Please retype the records below exactly, leaving out any pictures.

**Dataset excerpts:**
— START —

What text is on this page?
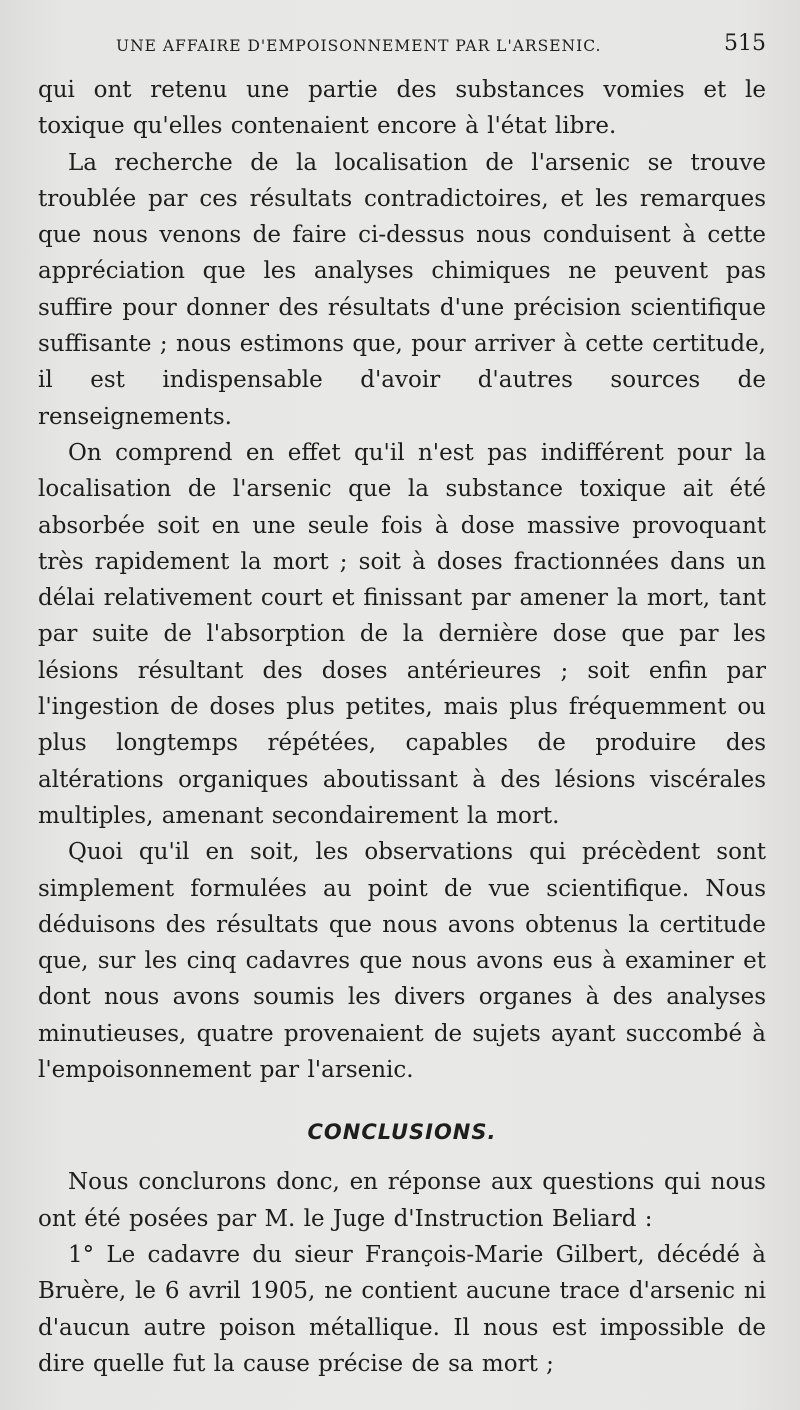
UNE AFFAIRE D'EMPOISONNEMENT PAR L'ARSENIC.	515

qui ont retenu une partie des substances vomies et le toxique qu'elles contenaient encore à l'état libre.

La recherche de la localisation de l'arsenic se trouve troublée par ces résultats contradictoires, et les remarques que nous venons de faire ci-dessus nous conduisent à cette appréciation que les analyses chimiques ne peuvent pas suffire pour donner des résultats d'une précision scientifique suffisante ; nous estimons que, pour arriver à cette certitude, il est indispensable d'avoir d'autres sources de renseignements.

On comprend en effet qu'il n'est pas indifférent pour la localisation de l'arsenic que la substance toxique ait été absorbée soit en une seule fois à dose massive provoquant très rapidement la mort ; soit à doses fractionnées dans un délai relativement court et finissant par amener la mort, tant par suite de l'absorption de la dernière dose que par les lésions résultant des doses antérieures ; soit enfin par l'ingestion de doses plus petites, mais plus fréquemment ou plus longtemps répétées, capables de produire des altérations organiques aboutissant à des lésions viscérales multiples, amenant secondairement la mort.

Quoi qu'il en soit, les observations qui précèdent sont simplement formulées au point de vue scientifique. Nous déduisons des résultats que nous avons obtenus la certitude que, sur les cinq cadavres que nous avons eus à examiner et dont nous avons soumis les divers organes à des analyses minutieuses, quatre provenaient de sujets ayant succombé à l'empoisonnement par l'arsenic.

CONCLUSIONS.

Nous conclurons donc, en réponse aux questions qui nous ont été posées par M. le Juge d'Instruction Beliard :

1° Le cadavre du sieur François-Marie Gilbert, décédé à Bruère, le 6 avril 1905, ne contient aucune trace d'arsenic ni d'aucun autre poison métallique. Il nous est impossible de dire quelle fut la cause précise de sa mort ;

— END —

**Result of the exercise:**
What text is on this page?
UNE AFFAIRE D'EMPOISONNEMENT PAR L'ARSENIC.	515

qui ont retenu une partie des substances vomies et le toxique qu'elles contenaient encore à l'état libre.

La recherche de la localisation de l'arsenic se trouve troublée par ces résultats contradictoires, et les remarques que nous venons de faire ci-dessus nous conduisent à cette appréciation que les analyses chimiques ne peuvent pas suffire pour donner des résultats d'une précision scientifique suffisante ; nous estimons que, pour arriver à cette certitude, il est indispensable d'avoir d'autres sources de renseignements.

On comprend en effet qu'il n'est pas indifférent pour la localisation de l'arsenic que la substance toxique ait été absorbée soit en une seule fois à dose massive provoquant très rapidement la mort ; soit à doses fractionnées dans un délai relativement court et finissant par amener la mort, tant par suite de l'absorption de la dernière dose que par les lésions résultant des doses antérieures ; soit enfin par l'ingestion de doses plus petites, mais plus fréquemment ou plus longtemps répétées, capables de produire des altérations organiques aboutissant à des lésions viscérales multiples, amenant secondairement la mort.

Quoi qu'il en soit, les observations qui précèdent sont simplement formulées au point de vue scientifique. Nous déduisons des résultats que nous avons obtenus la certitude que, sur les cinq cadavres que nous avons eus à examiner et dont nous avons soumis les divers organes à des analyses minutieuses, quatre provenaient de sujets ayant succombé à l'empoisonnement par l'arsenic.

CONCLUSIONS.

Nous conclurons donc, en réponse aux questions qui nous ont été posées par M. le Juge d'Instruction Beliard :

1° Le cadavre du sieur François-Marie Gilbert, décédé à Bruère, le 6 avril 1905, ne contient aucune trace d'arsenic ni d'aucun autre poison métallique. Il nous est impossible de dire quelle fut la cause précise de sa mort ;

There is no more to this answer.